## Task to carry out
Write out the material exactly, without any of its pictures.

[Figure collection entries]
• • • •

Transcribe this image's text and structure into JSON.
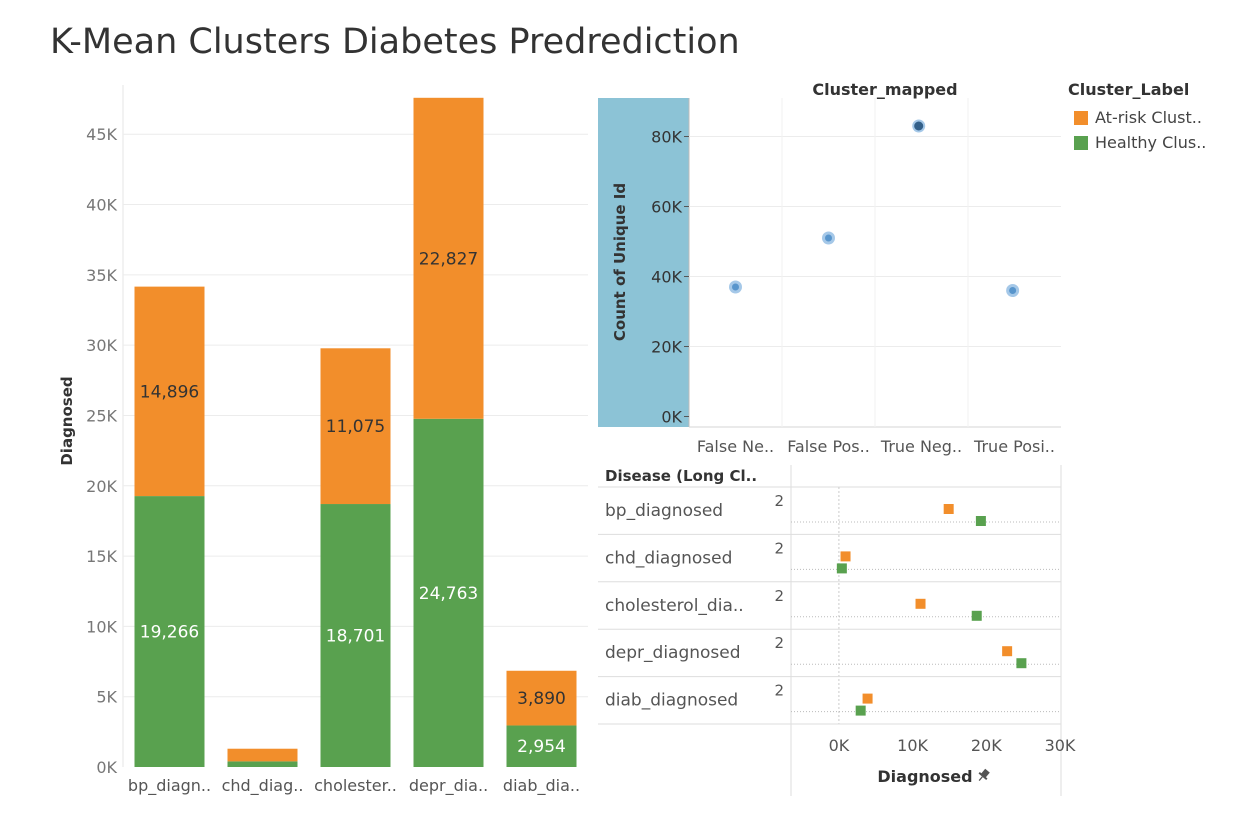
{
  "dashboard": {
    "title": "K-Mean Clusters Diabetes Predrediction"
  },
  "colors": {
    "at_risk": "#F28E2B",
    "healthy": "#59A14F",
    "scatter_point": "#5B9BD5",
    "panel_highlight": "#8CC3D6",
    "grid": "#ECECEC"
  },
  "legend": {
    "title": "Cluster_Label",
    "items": [
      {
        "label": "At-risk Clust..",
        "color": "#F28E2B"
      },
      {
        "label": "Healthy Clus..",
        "color": "#59A14F"
      }
    ]
  },
  "chart_data": [
    {
      "id": "stacked-bar",
      "type": "bar",
      "stacked": true,
      "ylabel": "Diagnosed",
      "ylim": [
        0,
        48500
      ],
      "yticks": [
        0,
        5000,
        10000,
        15000,
        20000,
        25000,
        30000,
        35000,
        40000,
        45000
      ],
      "ytick_labels": [
        "0K",
        "5K",
        "10K",
        "15K",
        "20K",
        "25K",
        "30K",
        "35K",
        "40K",
        "45K"
      ],
      "categories": [
        "bp_diagn..",
        "chd_diag..",
        "cholester..",
        "depr_dia..",
        "diab_dia.."
      ],
      "series": [
        {
          "name": "Healthy Clus..",
          "color": "#59A14F",
          "values": [
            19266,
            400,
            18701,
            24763,
            2954
          ],
          "labels": [
            "19,266",
            "",
            "18,701",
            "24,763",
            "2,954"
          ]
        },
        {
          "name": "At-risk Clust..",
          "color": "#F28E2B",
          "values": [
            14896,
            900,
            11075,
            22827,
            3890
          ],
          "labels": [
            "14,896",
            "",
            "11,075",
            "22,827",
            "3,890"
          ]
        }
      ],
      "grid": true
    },
    {
      "id": "cluster-scatter",
      "type": "scatter",
      "title": "Cluster_mapped",
      "ylabel": "Count of Unique Id",
      "ylim": [
        -3000,
        91000
      ],
      "yticks": [
        0,
        20000,
        40000,
        60000,
        80000
      ],
      "ytick_labels": [
        "0K",
        "20K",
        "40K",
        "60K",
        "80K"
      ],
      "categories": [
        "False Ne..",
        "False Pos..",
        "True Neg..",
        "True Posi.."
      ],
      "points": [
        {
          "category": "False Ne..",
          "offset": 0.5,
          "y": 37000
        },
        {
          "category": "False Pos..",
          "offset": 0.5,
          "y": 51000
        },
        {
          "category": "True Neg..",
          "offset": 0.47,
          "y": 83000,
          "highlight": true
        },
        {
          "category": "True Posi..",
          "offset": 0.48,
          "y": 36000
        }
      ],
      "grid": true
    },
    {
      "id": "disease-dot",
      "type": "scatter",
      "row_header": "Disease (Long Cl..",
      "xlabel": "Diagnosed",
      "xlim": [
        -6500,
        30000
      ],
      "xticks": [
        0,
        10000,
        20000,
        30000
      ],
      "xtick_labels": [
        "0K",
        "10K",
        "20K",
        "30K"
      ],
      "sub_row_label": "2",
      "rows": [
        {
          "label": "bp_diagnosed",
          "at_risk": 14896,
          "healthy": 19266
        },
        {
          "label": "chd_diagnosed",
          "at_risk": 900,
          "healthy": 400
        },
        {
          "label": "cholesterol_dia..",
          "at_risk": 11075,
          "healthy": 18701
        },
        {
          "label": "depr_diagnosed",
          "at_risk": 22827,
          "healthy": 24763
        },
        {
          "label": "diab_diagnosed",
          "at_risk": 3890,
          "healthy": 2954
        }
      ]
    }
  ]
}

• • • •

## Result of this task
Transcribe this image's text and structure into JSON.
{
  "dashboard": {
    "title": "K-Mean Clusters Diabetes Predrediction"
  },
  "colors": {
    "at_risk": "#F28E2B",
    "healthy": "#59A14F",
    "scatter_point": "#5B9BD5",
    "panel_highlight": "#8CC3D6",
    "grid": "#ECECEC"
  },
  "legend": {
    "title": "Cluster_Label",
    "items": [
      {
        "label": "At-risk Clust..",
        "color": "#F28E2B"
      },
      {
        "label": "Healthy Clus..",
        "color": "#59A14F"
      }
    ]
  },
  "chart_data": [
    {
      "id": "stacked-bar",
      "type": "bar",
      "stacked": true,
      "ylabel": "Diagnosed",
      "ylim": [
        0,
        48500
      ],
      "yticks": [
        0,
        5000,
        10000,
        15000,
        20000,
        25000,
        30000,
        35000,
        40000,
        45000
      ],
      "ytick_labels": [
        "0K",
        "5K",
        "10K",
        "15K",
        "20K",
        "25K",
        "30K",
        "35K",
        "40K",
        "45K"
      ],
      "categories": [
        "bp_diagn..",
        "chd_diag..",
        "cholester..",
        "depr_dia..",
        "diab_dia.."
      ],
      "series": [
        {
          "name": "Healthy Clus..",
          "color": "#59A14F",
          "values": [
            19266,
            400,
            18701,
            24763,
            2954
          ],
          "labels": [
            "19,266",
            "",
            "18,701",
            "24,763",
            "2,954"
          ]
        },
        {
          "name": "At-risk Clust..",
          "color": "#F28E2B",
          "values": [
            14896,
            900,
            11075,
            22827,
            3890
          ],
          "labels": [
            "14,896",
            "",
            "11,075",
            "22,827",
            "3,890"
          ]
        }
      ],
      "grid": true
    },
    {
      "id": "cluster-scatter",
      "type": "scatter",
      "title": "Cluster_mapped",
      "ylabel": "Count of Unique Id",
      "ylim": [
        -3000,
        91000
      ],
      "yticks": [
        0,
        20000,
        40000,
        60000,
        80000
      ],
      "ytick_labels": [
        "0K",
        "20K",
        "40K",
        "60K",
        "80K"
      ],
      "categories": [
        "False Ne..",
        "False Pos..",
        "True Neg..",
        "True Posi.."
      ],
      "points": [
        {
          "category": "False Ne..",
          "offset": 0.5,
          "y": 37000
        },
        {
          "category": "False Pos..",
          "offset": 0.5,
          "y": 51000
        },
        {
          "category": "True Neg..",
          "offset": 0.47,
          "y": 83000,
          "highlight": true
        },
        {
          "category": "True Posi..",
          "offset": 0.48,
          "y": 36000
        }
      ],
      "grid": true
    },
    {
      "id": "disease-dot",
      "type": "scatter",
      "row_header": "Disease (Long Cl..",
      "xlabel": "Diagnosed",
      "xlim": [
        -6500,
        30000
      ],
      "xticks": [
        0,
        10000,
        20000,
        30000
      ],
      "xtick_labels": [
        "0K",
        "10K",
        "20K",
        "30K"
      ],
      "sub_row_label": "2",
      "rows": [
        {
          "label": "bp_diagnosed",
          "at_risk": 14896,
          "healthy": 19266
        },
        {
          "label": "chd_diagnosed",
          "at_risk": 900,
          "healthy": 400
        },
        {
          "label": "cholesterol_dia..",
          "at_risk": 11075,
          "healthy": 18701
        },
        {
          "label": "depr_diagnosed",
          "at_risk": 22827,
          "healthy": 24763
        },
        {
          "label": "diab_diagnosed",
          "at_risk": 3890,
          "healthy": 2954
        }
      ]
    }
  ]
}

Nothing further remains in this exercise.